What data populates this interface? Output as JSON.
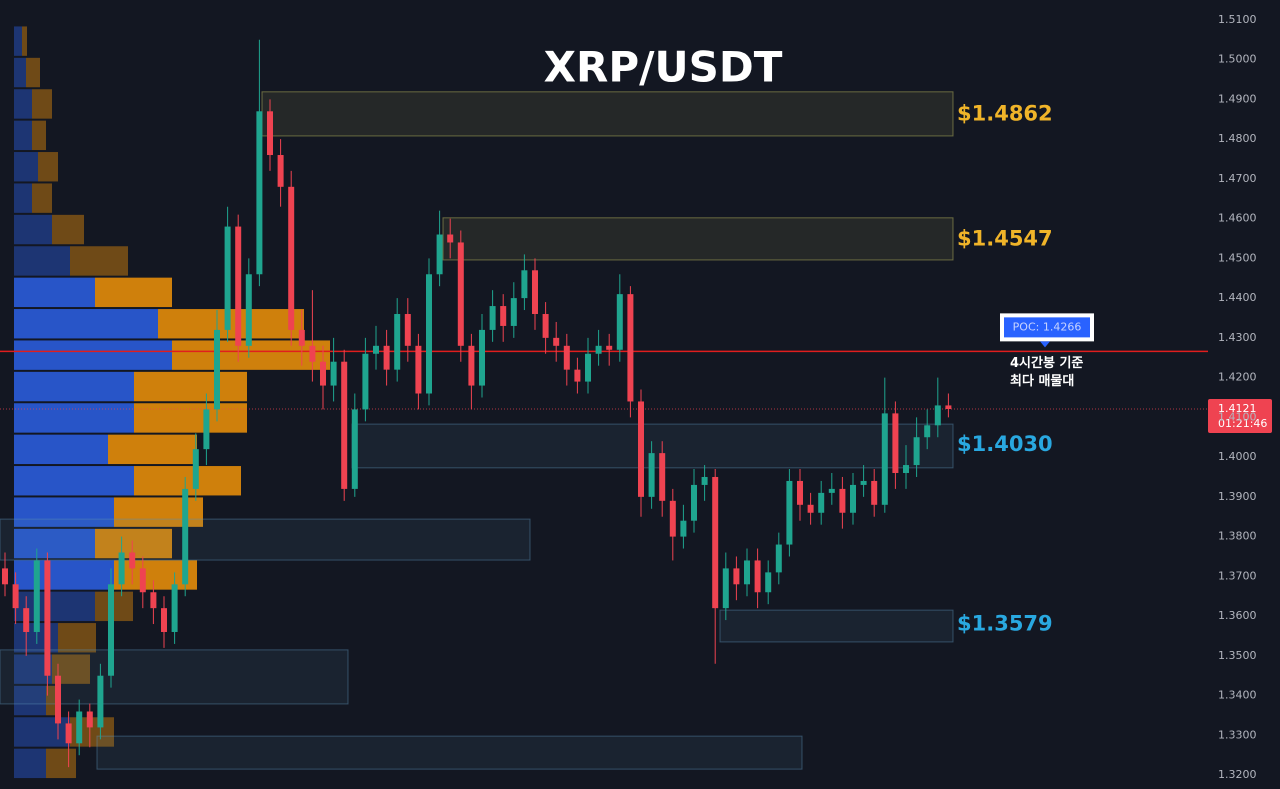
{
  "chart_data": {
    "type": "candlestick",
    "title": "XRP/USDT",
    "ylim": [
      1.3165,
      1.515
    ],
    "yticks": [
      {
        "value": 1.51,
        "label": "1.5100"
      },
      {
        "value": 1.5,
        "label": "1.5000"
      },
      {
        "value": 1.49,
        "label": "1.4900"
      },
      {
        "value": 1.48,
        "label": "1.4800"
      },
      {
        "value": 1.47,
        "label": "1.4700"
      },
      {
        "value": 1.46,
        "label": "1.4600"
      },
      {
        "value": 1.45,
        "label": "1.4500"
      },
      {
        "value": 1.44,
        "label": "1.4400"
      },
      {
        "value": 1.43,
        "label": "1.4300"
      },
      {
        "value": 1.42,
        "label": "1.4200"
      },
      {
        "value": 1.41,
        "label": "1.4100"
      },
      {
        "value": 1.4,
        "label": "1.4000"
      },
      {
        "value": 1.39,
        "label": "1.3900"
      },
      {
        "value": 1.38,
        "label": "1.3800"
      },
      {
        "value": 1.37,
        "label": "1.3700"
      },
      {
        "value": 1.36,
        "label": "1.3600"
      },
      {
        "value": 1.35,
        "label": "1.3500"
      },
      {
        "value": 1.34,
        "label": "1.3400"
      },
      {
        "value": 1.33,
        "label": "1.3300"
      },
      {
        "value": 1.32,
        "label": "1.3200"
      }
    ],
    "up_color": "#1fa58f",
    "down_color": "#ef4351",
    "open": [
      1.372,
      1.368,
      1.362,
      1.356,
      1.374,
      1.345,
      1.333,
      1.328,
      1.336,
      1.332,
      1.345,
      1.368,
      1.376,
      1.372,
      1.366,
      1.362,
      1.356,
      1.368,
      1.392,
      1.402,
      1.412,
      1.432,
      1.458,
      1.428,
      1.446,
      1.487,
      1.476,
      1.468,
      1.432,
      1.428,
      1.424,
      1.418,
      1.424,
      1.392,
      1.412,
      1.426,
      1.428,
      1.422,
      1.436,
      1.428,
      1.416,
      1.446,
      1.456,
      1.454,
      1.428,
      1.418,
      1.432,
      1.438,
      1.433,
      1.44,
      1.447,
      1.436,
      1.43,
      1.428,
      1.422,
      1.419,
      1.426,
      1.428,
      1.427,
      1.441,
      1.414,
      1.39,
      1.401,
      1.389,
      1.38,
      1.384,
      1.393,
      1.395,
      1.362,
      1.372,
      1.368,
      1.374,
      1.366,
      1.371,
      1.378,
      1.394,
      1.388,
      1.386,
      1.391,
      1.392,
      1.386,
      1.393,
      1.394,
      1.388,
      1.411,
      1.396,
      1.398,
      1.405,
      1.408,
      1.413
    ],
    "high": [
      1.376,
      1.371,
      1.365,
      1.377,
      1.376,
      1.348,
      1.336,
      1.339,
      1.338,
      1.348,
      1.372,
      1.38,
      1.379,
      1.375,
      1.369,
      1.365,
      1.371,
      1.395,
      1.406,
      1.416,
      1.437,
      1.463,
      1.461,
      1.45,
      1.505,
      1.49,
      1.48,
      1.472,
      1.437,
      1.442,
      1.428,
      1.43,
      1.427,
      1.416,
      1.43,
      1.433,
      1.432,
      1.44,
      1.44,
      1.431,
      1.45,
      1.462,
      1.46,
      1.457,
      1.431,
      1.436,
      1.442,
      1.441,
      1.444,
      1.451,
      1.45,
      1.439,
      1.434,
      1.431,
      1.425,
      1.43,
      1.432,
      1.431,
      1.446,
      1.443,
      1.417,
      1.404,
      1.404,
      1.392,
      1.388,
      1.397,
      1.398,
      1.397,
      1.376,
      1.375,
      1.377,
      1.377,
      1.374,
      1.381,
      1.397,
      1.397,
      1.391,
      1.394,
      1.396,
      1.395,
      1.396,
      1.398,
      1.397,
      1.42,
      1.414,
      1.403,
      1.41,
      1.412,
      1.42,
      1.416
    ],
    "low": [
      1.365,
      1.358,
      1.35,
      1.353,
      1.34,
      1.329,
      1.322,
      1.325,
      1.327,
      1.329,
      1.342,
      1.365,
      1.368,
      1.362,
      1.358,
      1.352,
      1.353,
      1.365,
      1.389,
      1.398,
      1.409,
      1.429,
      1.424,
      1.425,
      1.443,
      1.472,
      1.463,
      1.428,
      1.423,
      1.419,
      1.412,
      1.414,
      1.389,
      1.39,
      1.409,
      1.422,
      1.418,
      1.419,
      1.424,
      1.412,
      1.413,
      1.443,
      1.45,
      1.424,
      1.412,
      1.415,
      1.429,
      1.429,
      1.43,
      1.437,
      1.432,
      1.426,
      1.424,
      1.418,
      1.416,
      1.416,
      1.423,
      1.423,
      1.424,
      1.41,
      1.385,
      1.387,
      1.385,
      1.374,
      1.377,
      1.381,
      1.389,
      1.348,
      1.359,
      1.364,
      1.365,
      1.362,
      1.363,
      1.368,
      1.375,
      1.384,
      1.383,
      1.383,
      1.388,
      1.382,
      1.383,
      1.39,
      1.385,
      1.386,
      1.392,
      1.392,
      1.395,
      1.402,
      1.405,
      1.41
    ],
    "close": [
      1.368,
      1.362,
      1.356,
      1.374,
      1.345,
      1.333,
      1.328,
      1.336,
      1.332,
      1.345,
      1.368,
      1.376,
      1.372,
      1.366,
      1.362,
      1.356,
      1.368,
      1.392,
      1.402,
      1.412,
      1.432,
      1.458,
      1.428,
      1.446,
      1.487,
      1.476,
      1.468,
      1.432,
      1.428,
      1.424,
      1.418,
      1.424,
      1.392,
      1.412,
      1.426,
      1.428,
      1.422,
      1.436,
      1.428,
      1.416,
      1.446,
      1.456,
      1.454,
      1.428,
      1.418,
      1.432,
      1.438,
      1.433,
      1.44,
      1.447,
      1.436,
      1.43,
      1.428,
      1.422,
      1.419,
      1.426,
      1.428,
      1.427,
      1.441,
      1.414,
      1.39,
      1.401,
      1.389,
      1.38,
      1.384,
      1.393,
      1.395,
      1.362,
      1.372,
      1.368,
      1.374,
      1.366,
      1.371,
      1.378,
      1.394,
      1.388,
      1.386,
      1.391,
      1.392,
      1.386,
      1.393,
      1.394,
      1.388,
      1.411,
      1.396,
      1.398,
      1.405,
      1.408,
      1.413,
      1.4121
    ],
    "volume_profile": {
      "bins": [
        1.319,
        1.3269,
        1.3348,
        1.3427,
        1.3506,
        1.3585,
        1.3664,
        1.3743,
        1.3822,
        1.3901,
        1.398,
        1.4059,
        1.4138,
        1.4217,
        1.4296,
        1.4375,
        1.4454,
        1.4533,
        1.4612,
        1.4691,
        1.477,
        1.4849,
        1.4928,
        1.5007,
        1.5086
      ],
      "up": [
        32,
        56,
        32,
        38,
        44,
        81,
        100,
        81,
        100,
        120,
        94,
        120,
        120,
        158,
        144,
        81,
        56,
        38,
        18,
        24,
        18,
        18,
        12,
        8
      ],
      "down": [
        30,
        44,
        12,
        38,
        38,
        38,
        83,
        77,
        89,
        107,
        89,
        113,
        113,
        158,
        146,
        77,
        58,
        32,
        20,
        20,
        14,
        20,
        14,
        5
      ],
      "up_color": "#2a5bd7",
      "down_color": "#e08a0b"
    },
    "zones": [
      {
        "top": 1.4919,
        "bottom": 1.4808,
        "color": "#c8c864",
        "level": {
          "value": 1.4862,
          "label": "$1.4862"
        },
        "label_color": "#f0b429"
      },
      {
        "top": 1.4602,
        "bottom": 1.4496,
        "color": "#c8c864",
        "level": {
          "value": 1.4547,
          "label": "$1.4547"
        },
        "label_color": "#f0b429"
      },
      {
        "top": 1.4083,
        "bottom": 1.3973,
        "color": "#5a8fb4",
        "level": {
          "value": 1.403,
          "label": "$1.4030"
        },
        "label_color": "#29a8e0"
      },
      {
        "top": 1.3615,
        "bottom": 1.3535,
        "color": "#5a8fb4",
        "level": {
          "value": 1.3579,
          "label": "$1.3579"
        },
        "label_color": "#29a8e0"
      },
      {
        "top": 1.3844,
        "bottom": 1.3741,
        "color": "#5a8fb4"
      },
      {
        "top": 1.3515,
        "bottom": 1.3379,
        "color": "#5a8fb4"
      },
      {
        "top": 1.3298,
        "bottom": 1.3215,
        "color": "#5a8fb4"
      }
    ],
    "poc": {
      "value": 1.4266,
      "label": "POC: 1.4266",
      "color": "#e01e1e",
      "note": [
        "4시간봉 기준",
        "최다 매물대"
      ]
    },
    "last_price": {
      "value": 1.4121,
      "label": "1.4121",
      "countdown": "01:21:46",
      "color": "#ef4351"
    }
  }
}
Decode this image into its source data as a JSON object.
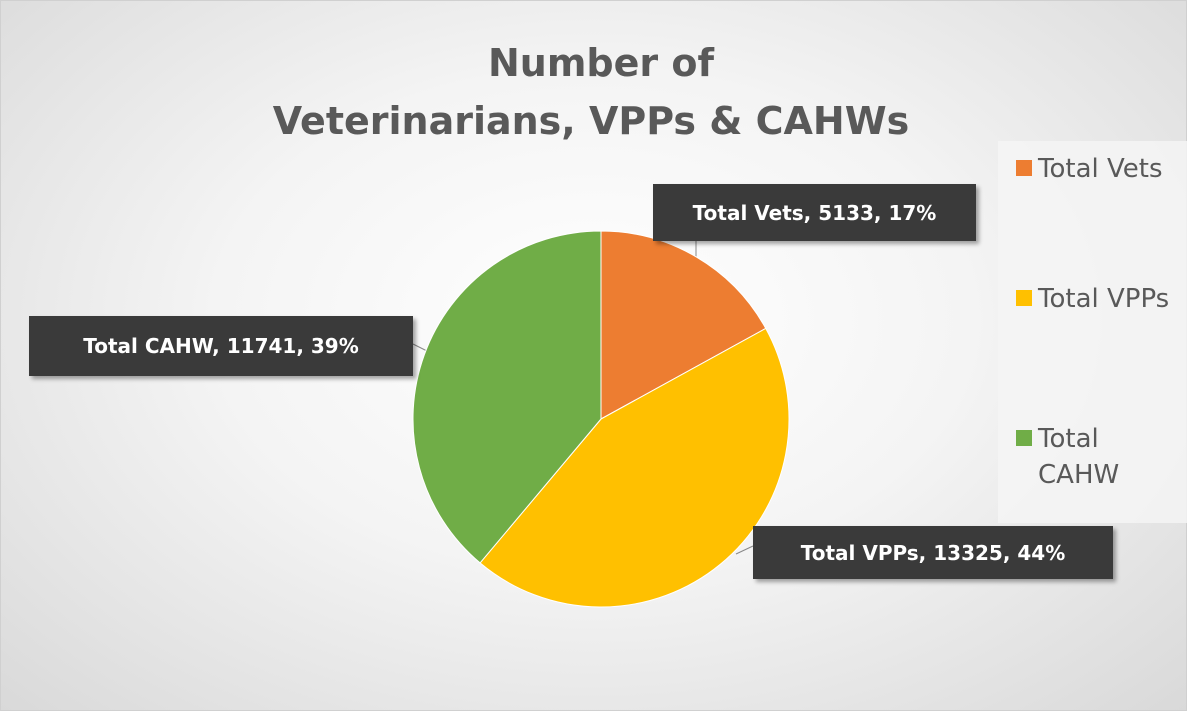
{
  "chart_data": {
    "type": "pie",
    "title": [
      "Number of",
      "Veterinarians, VPPs & CAHWs"
    ],
    "categories": [
      "Total Vets",
      "Total VPPs",
      "Total CAHW"
    ],
    "values": [
      5133,
      13325,
      11741
    ],
    "value_labels": [
      "Total Vets, 5133, 17%",
      "Total VPPs, 13325, 44%",
      "Total CAHW, 11741, 39%"
    ],
    "colors": [
      "#ED7D31",
      "#FFC000",
      "#70AD47"
    ],
    "legend": "right"
  }
}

:::::

WHAT TO DO
Copy out each line of the records where the string "this" appears.

COMPLETE ANSWER
What data populates this interface? Output as JSON.
Decode this image into its source data as a JSON object.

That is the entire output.